STATED PROBLEM: Search the records that follow and extract every line containing the string "Krsna".
################
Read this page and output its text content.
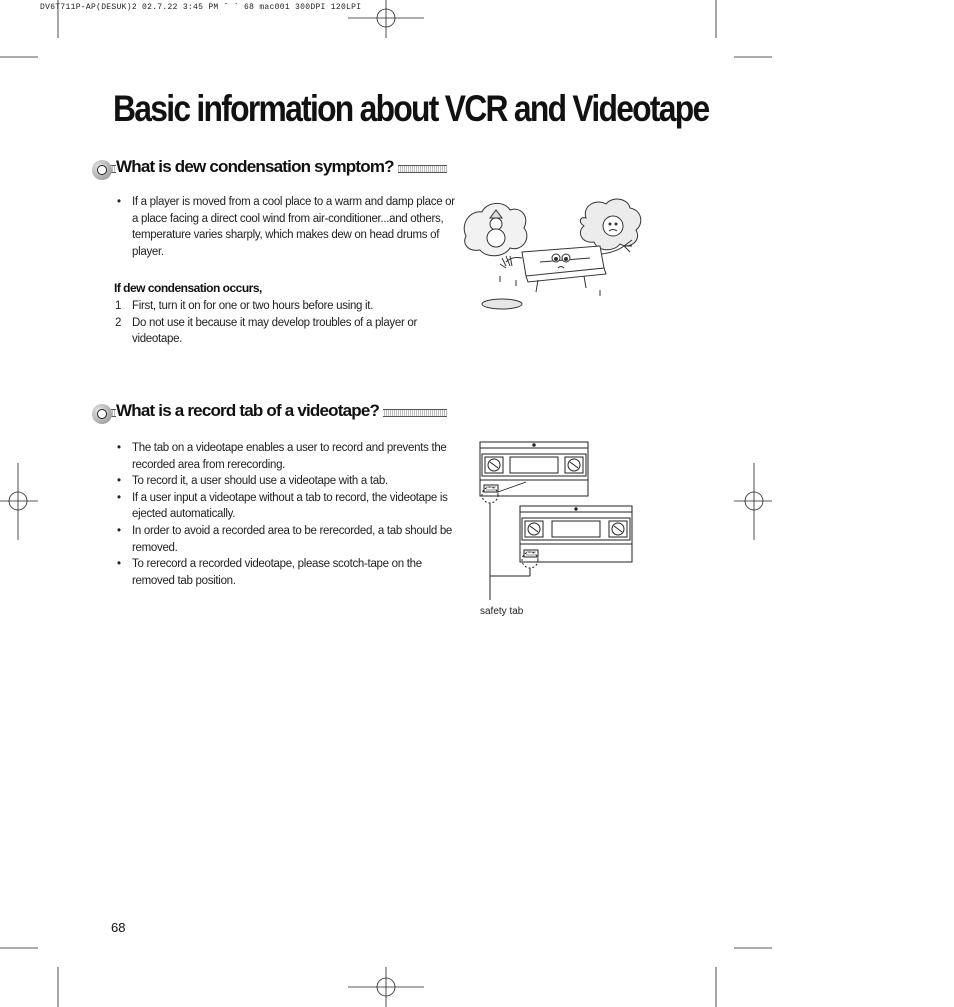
DV6T711P-AP(DESUK)2 02.7.22 3:45 PM ˘ ` 68 mac001 300DPI 120LPI
Basic information about VCR and Videotape
What is dew condensation symptom?
• If a player is moved from a cool place to a warm and damp place or a place facing a direct cool wind from air-conditioner...and others, temperature varies sharply, which makes dew on head drums of player.
If dew condensation occurs,
1 First, turn it on for one or two hours before using it.
2 Do not use it because it may develop troubles of a player or videotape.
What is a record tab of a videotape?
• The tab on a videotape enables a user to record and prevents the recorded area from rerecording.
• To record it, a user should use a videotape with a tab.
• If a user input a videotape without a tab to record, the videotape is ejected automatically.
• In order to avoid a recorded area to be rerecorded, a tab should be removed.
• To rerecord a recorded videotape, please scotch-tape on the removed tab position.
safety tab
68
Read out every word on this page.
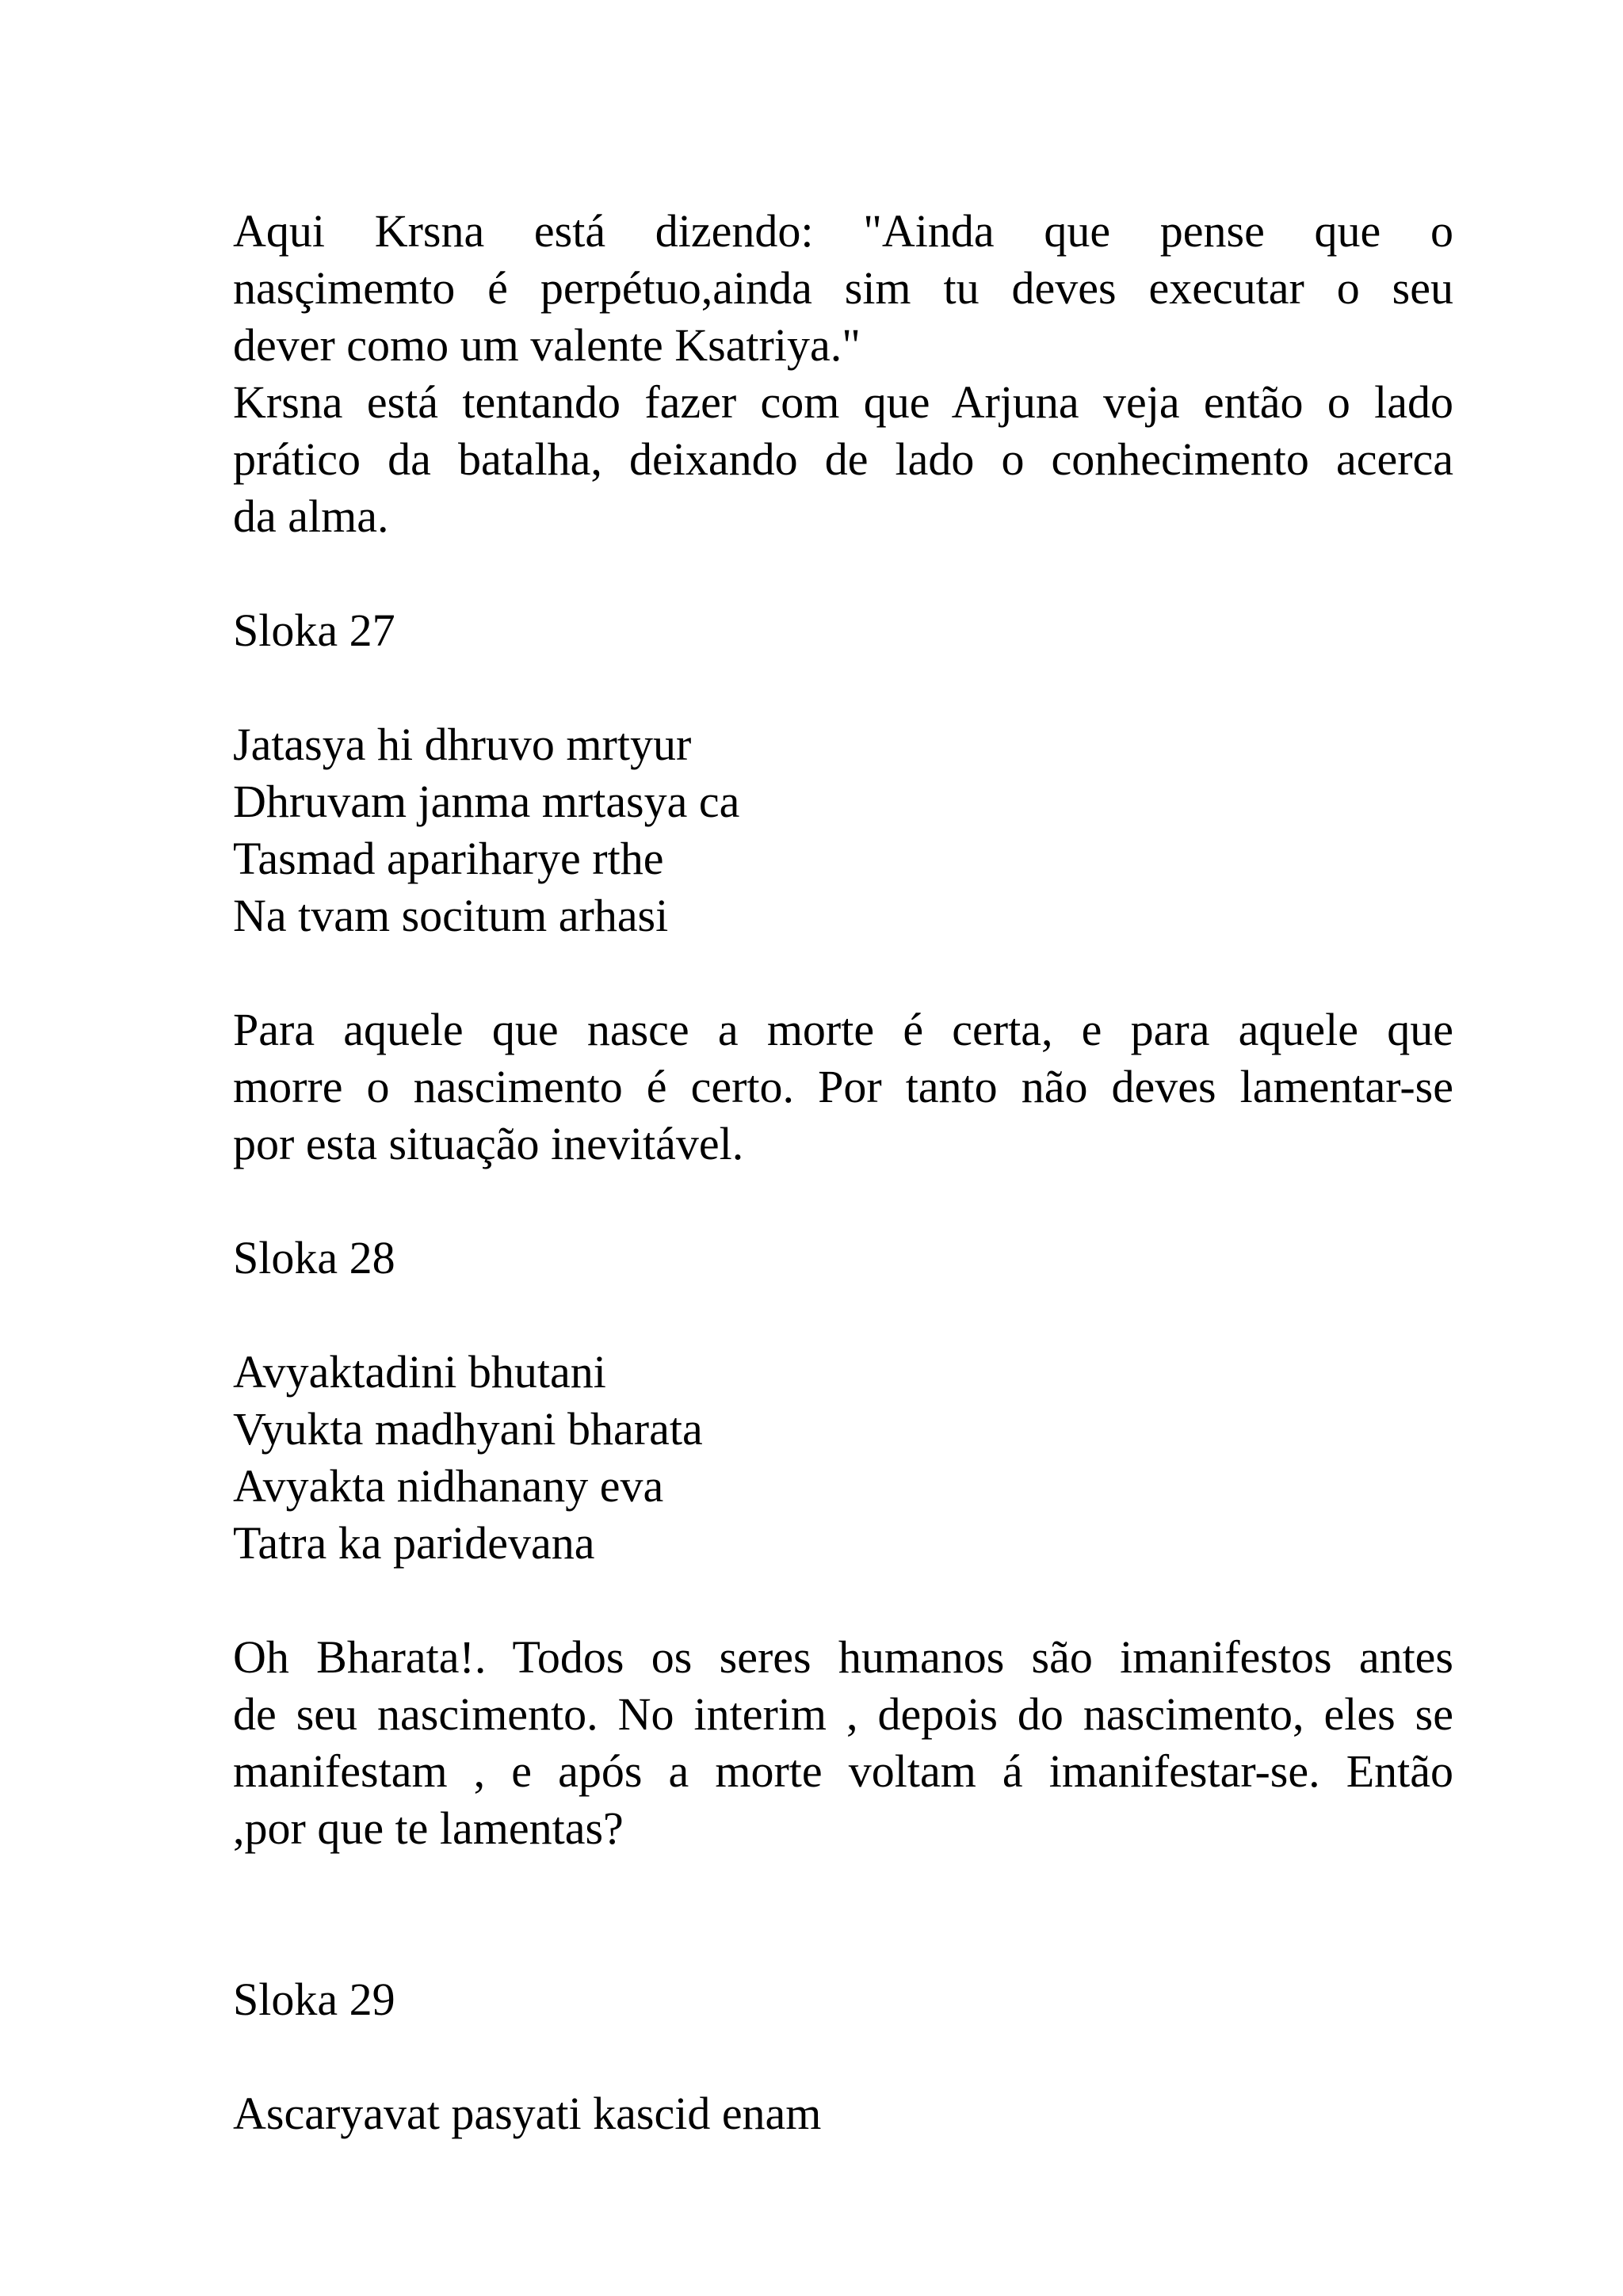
Aqui Krsna está dizendo: "Ainda que pense que o
nasçimemto é perpétuo,ainda sim tu deves executar o seu
dever como um valente Ksatriya."
Krsna está tentando fazer com que Arjuna veja então o lado
prático da batalha, deixando de lado o conhecimento acerca
da alma.
Sloka 27
Jatasya hi dhruvo mrtyur
Dhruvam janma mrtasya ca
Tasmad apariharye rthe
Na tvam socitum arhasi
Para aquele que nasce a morte é certa, e para aquele que
morre o nascimento é certo. Por tanto não deves lamentar-se
por esta situação inevitável.
Sloka 28
Avyaktadini bhutani
Vyukta madhyani bharata
Avyakta nidhanany eva
Tatra ka paridevana
Oh Bharata!. Todos os seres humanos são imanifestos antes
de seu nascimento. No interim , depois do nascimento, eles se
manifestam , e após a morte voltam á imanifestar-se. Então
,por que te lamentas?
Sloka 29
Ascaryavat pasyati kascid enam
################
REPLY TO THE EXERCISE:
Aqui Krsna está dizendo: "Ainda que pense que o
Krsna está tentando fazer com que Arjuna veja então o lado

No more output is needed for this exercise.